§ Problem to solve
Repeat each line exactly as it is written.

━━━━━━

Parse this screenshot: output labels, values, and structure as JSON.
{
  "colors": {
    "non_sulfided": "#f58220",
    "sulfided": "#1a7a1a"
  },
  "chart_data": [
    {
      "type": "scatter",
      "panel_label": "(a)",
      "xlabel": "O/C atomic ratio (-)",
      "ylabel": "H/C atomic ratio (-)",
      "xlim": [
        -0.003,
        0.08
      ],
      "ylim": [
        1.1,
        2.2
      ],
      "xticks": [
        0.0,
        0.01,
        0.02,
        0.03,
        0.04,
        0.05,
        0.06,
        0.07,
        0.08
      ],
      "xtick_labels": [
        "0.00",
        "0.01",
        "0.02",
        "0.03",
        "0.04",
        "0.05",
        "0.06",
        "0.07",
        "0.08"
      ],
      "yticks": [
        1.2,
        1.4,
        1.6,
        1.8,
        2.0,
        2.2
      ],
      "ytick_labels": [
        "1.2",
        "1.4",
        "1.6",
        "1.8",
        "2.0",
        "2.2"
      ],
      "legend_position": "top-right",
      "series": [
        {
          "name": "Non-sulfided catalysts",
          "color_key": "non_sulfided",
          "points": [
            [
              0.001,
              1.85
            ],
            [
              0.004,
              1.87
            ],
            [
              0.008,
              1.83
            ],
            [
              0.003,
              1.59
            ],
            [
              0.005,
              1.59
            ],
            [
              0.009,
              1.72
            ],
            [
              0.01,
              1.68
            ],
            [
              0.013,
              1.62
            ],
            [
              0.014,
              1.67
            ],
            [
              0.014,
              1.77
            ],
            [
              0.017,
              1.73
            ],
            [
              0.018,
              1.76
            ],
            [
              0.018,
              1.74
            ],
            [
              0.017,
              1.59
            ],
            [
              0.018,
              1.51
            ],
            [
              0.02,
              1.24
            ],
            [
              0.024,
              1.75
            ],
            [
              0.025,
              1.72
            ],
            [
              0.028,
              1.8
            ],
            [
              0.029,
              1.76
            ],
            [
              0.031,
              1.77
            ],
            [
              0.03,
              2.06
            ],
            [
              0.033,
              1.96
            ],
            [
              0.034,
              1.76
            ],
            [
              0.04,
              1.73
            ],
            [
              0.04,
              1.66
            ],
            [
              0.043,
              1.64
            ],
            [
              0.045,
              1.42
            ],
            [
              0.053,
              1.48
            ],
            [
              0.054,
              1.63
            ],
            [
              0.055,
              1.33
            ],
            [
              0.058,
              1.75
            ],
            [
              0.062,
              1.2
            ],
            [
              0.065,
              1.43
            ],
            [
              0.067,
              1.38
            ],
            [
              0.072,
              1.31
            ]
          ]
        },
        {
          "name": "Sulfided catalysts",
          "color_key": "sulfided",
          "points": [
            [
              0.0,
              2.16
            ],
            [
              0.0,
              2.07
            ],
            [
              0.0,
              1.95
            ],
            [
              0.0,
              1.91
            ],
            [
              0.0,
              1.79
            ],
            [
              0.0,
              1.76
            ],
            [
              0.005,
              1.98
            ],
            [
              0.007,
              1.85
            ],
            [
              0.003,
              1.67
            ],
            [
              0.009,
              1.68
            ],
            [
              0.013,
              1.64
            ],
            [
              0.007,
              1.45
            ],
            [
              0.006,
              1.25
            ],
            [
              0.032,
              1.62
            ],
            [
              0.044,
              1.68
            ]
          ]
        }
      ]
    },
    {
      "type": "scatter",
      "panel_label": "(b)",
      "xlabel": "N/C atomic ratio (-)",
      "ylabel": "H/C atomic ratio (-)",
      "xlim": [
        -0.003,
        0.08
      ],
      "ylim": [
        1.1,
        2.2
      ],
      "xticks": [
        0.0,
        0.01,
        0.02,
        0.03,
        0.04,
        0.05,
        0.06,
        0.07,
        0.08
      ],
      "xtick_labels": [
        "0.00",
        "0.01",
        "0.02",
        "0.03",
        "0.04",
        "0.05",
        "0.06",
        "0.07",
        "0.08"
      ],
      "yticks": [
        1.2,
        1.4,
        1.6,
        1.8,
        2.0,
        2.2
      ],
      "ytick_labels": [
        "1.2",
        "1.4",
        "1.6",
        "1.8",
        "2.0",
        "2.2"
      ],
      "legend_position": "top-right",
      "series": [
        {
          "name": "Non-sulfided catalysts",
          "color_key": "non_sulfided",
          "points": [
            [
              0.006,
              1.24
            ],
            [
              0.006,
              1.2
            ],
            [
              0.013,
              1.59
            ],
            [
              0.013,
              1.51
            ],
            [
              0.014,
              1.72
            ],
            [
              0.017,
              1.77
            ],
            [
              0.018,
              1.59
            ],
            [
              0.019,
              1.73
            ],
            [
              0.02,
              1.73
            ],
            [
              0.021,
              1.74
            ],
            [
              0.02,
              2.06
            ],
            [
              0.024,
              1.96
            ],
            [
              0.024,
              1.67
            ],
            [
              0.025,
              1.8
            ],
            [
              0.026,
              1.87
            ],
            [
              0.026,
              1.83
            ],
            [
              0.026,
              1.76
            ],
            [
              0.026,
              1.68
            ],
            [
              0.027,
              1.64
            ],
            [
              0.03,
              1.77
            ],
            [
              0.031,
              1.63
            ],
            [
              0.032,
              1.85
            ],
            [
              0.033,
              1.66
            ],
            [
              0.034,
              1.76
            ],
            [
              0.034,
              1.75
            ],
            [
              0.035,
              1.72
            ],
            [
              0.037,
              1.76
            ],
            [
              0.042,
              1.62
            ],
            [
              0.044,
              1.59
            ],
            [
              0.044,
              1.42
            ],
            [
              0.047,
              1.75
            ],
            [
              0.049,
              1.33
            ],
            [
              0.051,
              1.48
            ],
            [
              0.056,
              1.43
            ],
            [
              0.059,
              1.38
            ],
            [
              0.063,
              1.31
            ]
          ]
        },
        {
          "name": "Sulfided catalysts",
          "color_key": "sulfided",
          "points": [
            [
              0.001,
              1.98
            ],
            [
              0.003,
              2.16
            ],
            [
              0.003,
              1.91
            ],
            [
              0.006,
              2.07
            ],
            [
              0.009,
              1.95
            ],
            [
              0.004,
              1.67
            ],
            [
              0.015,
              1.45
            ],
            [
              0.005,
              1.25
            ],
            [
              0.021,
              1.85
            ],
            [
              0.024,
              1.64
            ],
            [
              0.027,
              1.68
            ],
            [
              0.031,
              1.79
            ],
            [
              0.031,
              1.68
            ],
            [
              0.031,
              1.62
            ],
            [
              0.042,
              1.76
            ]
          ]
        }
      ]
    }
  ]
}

━━━━━━

§ Reply
Parse this screenshot: output labels, values, and structure as JSON.
{
  "colors": {
    "non_sulfided": "#f58220",
    "sulfided": "#1a7a1a"
  },
  "chart_data": [
    {
      "type": "scatter",
      "panel_label": "(a)",
      "xlabel": "O/C atomic ratio (-)",
      "ylabel": "H/C atomic ratio (-)",
      "xlim": [
        -0.003,
        0.08
      ],
      "ylim": [
        1.1,
        2.2
      ],
      "xticks": [
        0.0,
        0.01,
        0.02,
        0.03,
        0.04,
        0.05,
        0.06,
        0.07,
        0.08
      ],
      "xtick_labels": [
        "0.00",
        "0.01",
        "0.02",
        "0.03",
        "0.04",
        "0.05",
        "0.06",
        "0.07",
        "0.08"
      ],
      "yticks": [
        1.2,
        1.4,
        1.6,
        1.8,
        2.0,
        2.2
      ],
      "ytick_labels": [
        "1.2",
        "1.4",
        "1.6",
        "1.8",
        "2.0",
        "2.2"
      ],
      "legend_position": "top-right",
      "series": [
        {
          "name": "Non-sulfided catalysts",
          "color_key": "non_sulfided",
          "points": [
            [
              0.001,
              1.85
            ],
            [
              0.004,
              1.87
            ],
            [
              0.008,
              1.83
            ],
            [
              0.003,
              1.59
            ],
            [
              0.005,
              1.59
            ],
            [
              0.009,
              1.72
            ],
            [
              0.01,
              1.68
            ],
            [
              0.013,
              1.62
            ],
            [
              0.014,
              1.67
            ],
            [
              0.014,
              1.77
            ],
            [
              0.017,
              1.73
            ],
            [
              0.018,
              1.76
            ],
            [
              0.018,
              1.74
            ],
            [
              0.017,
              1.59
            ],
            [
              0.018,
              1.51
            ],
            [
              0.02,
              1.24
            ],
            [
              0.024,
              1.75
            ],
            [
              0.025,
              1.72
            ],
            [
              0.028,
              1.8
            ],
            [
              0.029,
              1.76
            ],
            [
              0.031,
              1.77
            ],
            [
              0.03,
              2.06
            ],
            [
              0.033,
              1.96
            ],
            [
              0.034,
              1.76
            ],
            [
              0.04,
              1.73
            ],
            [
              0.04,
              1.66
            ],
            [
              0.043,
              1.64
            ],
            [
              0.045,
              1.42
            ],
            [
              0.053,
              1.48
            ],
            [
              0.054,
              1.63
            ],
            [
              0.055,
              1.33
            ],
            [
              0.058,
              1.75
            ],
            [
              0.062,
              1.2
            ],
            [
              0.065,
              1.43
            ],
            [
              0.067,
              1.38
            ],
            [
              0.072,
              1.31
            ]
          ]
        },
        {
          "name": "Sulfided catalysts",
          "color_key": "sulfided",
          "points": [
            [
              0.0,
              2.16
            ],
            [
              0.0,
              2.07
            ],
            [
              0.0,
              1.95
            ],
            [
              0.0,
              1.91
            ],
            [
              0.0,
              1.79
            ],
            [
              0.0,
              1.76
            ],
            [
              0.005,
              1.98
            ],
            [
              0.007,
              1.85
            ],
            [
              0.003,
              1.67
            ],
            [
              0.009,
              1.68
            ],
            [
              0.013,
              1.64
            ],
            [
              0.007,
              1.45
            ],
            [
              0.006,
              1.25
            ],
            [
              0.032,
              1.62
            ],
            [
              0.044,
              1.68
            ]
          ]
        }
      ]
    },
    {
      "type": "scatter",
      "panel_label": "(b)",
      "xlabel": "N/C atomic ratio (-)",
      "ylabel": "H/C atomic ratio (-)",
      "xlim": [
        -0.003,
        0.08
      ],
      "ylim": [
        1.1,
        2.2
      ],
      "xticks": [
        0.0,
        0.01,
        0.02,
        0.03,
        0.04,
        0.05,
        0.06,
        0.07,
        0.08
      ],
      "xtick_labels": [
        "0.00",
        "0.01",
        "0.02",
        "0.03",
        "0.04",
        "0.05",
        "0.06",
        "0.07",
        "0.08"
      ],
      "yticks": [
        1.2,
        1.4,
        1.6,
        1.8,
        2.0,
        2.2
      ],
      "ytick_labels": [
        "1.2",
        "1.4",
        "1.6",
        "1.8",
        "2.0",
        "2.2"
      ],
      "legend_position": "top-right",
      "series": [
        {
          "name": "Non-sulfided catalysts",
          "color_key": "non_sulfided",
          "points": [
            [
              0.006,
              1.24
            ],
            [
              0.006,
              1.2
            ],
            [
              0.013,
              1.59
            ],
            [
              0.013,
              1.51
            ],
            [
              0.014,
              1.72
            ],
            [
              0.017,
              1.77
            ],
            [
              0.018,
              1.59
            ],
            [
              0.019,
              1.73
            ],
            [
              0.02,
              1.73
            ],
            [
              0.021,
              1.74
            ],
            [
              0.02,
              2.06
            ],
            [
              0.024,
              1.96
            ],
            [
              0.024,
              1.67
            ],
            [
              0.025,
              1.8
            ],
            [
              0.026,
              1.87
            ],
            [
              0.026,
              1.83
            ],
            [
              0.026,
              1.76
            ],
            [
              0.026,
              1.68
            ],
            [
              0.027,
              1.64
            ],
            [
              0.03,
              1.77
            ],
            [
              0.031,
              1.63
            ],
            [
              0.032,
              1.85
            ],
            [
              0.033,
              1.66
            ],
            [
              0.034,
              1.76
            ],
            [
              0.034,
              1.75
            ],
            [
              0.035,
              1.72
            ],
            [
              0.037,
              1.76
            ],
            [
              0.042,
              1.62
            ],
            [
              0.044,
              1.59
            ],
            [
              0.044,
              1.42
            ],
            [
              0.047,
              1.75
            ],
            [
              0.049,
              1.33
            ],
            [
              0.051,
              1.48
            ],
            [
              0.056,
              1.43
            ],
            [
              0.059,
              1.38
            ],
            [
              0.063,
              1.31
            ]
          ]
        },
        {
          "name": "Sulfided catalysts",
          "color_key": "sulfided",
          "points": [
            [
              0.001,
              1.98
            ],
            [
              0.003,
              2.16
            ],
            [
              0.003,
              1.91
            ],
            [
              0.006,
              2.07
            ],
            [
              0.009,
              1.95
            ],
            [
              0.004,
              1.67
            ],
            [
              0.015,
              1.45
            ],
            [
              0.005,
              1.25
            ],
            [
              0.021,
              1.85
            ],
            [
              0.024,
              1.64
            ],
            [
              0.027,
              1.68
            ],
            [
              0.031,
              1.79
            ],
            [
              0.031,
              1.68
            ],
            [
              0.031,
              1.62
            ],
            [
              0.042,
              1.76
            ]
          ]
        }
      ]
    }
  ]
}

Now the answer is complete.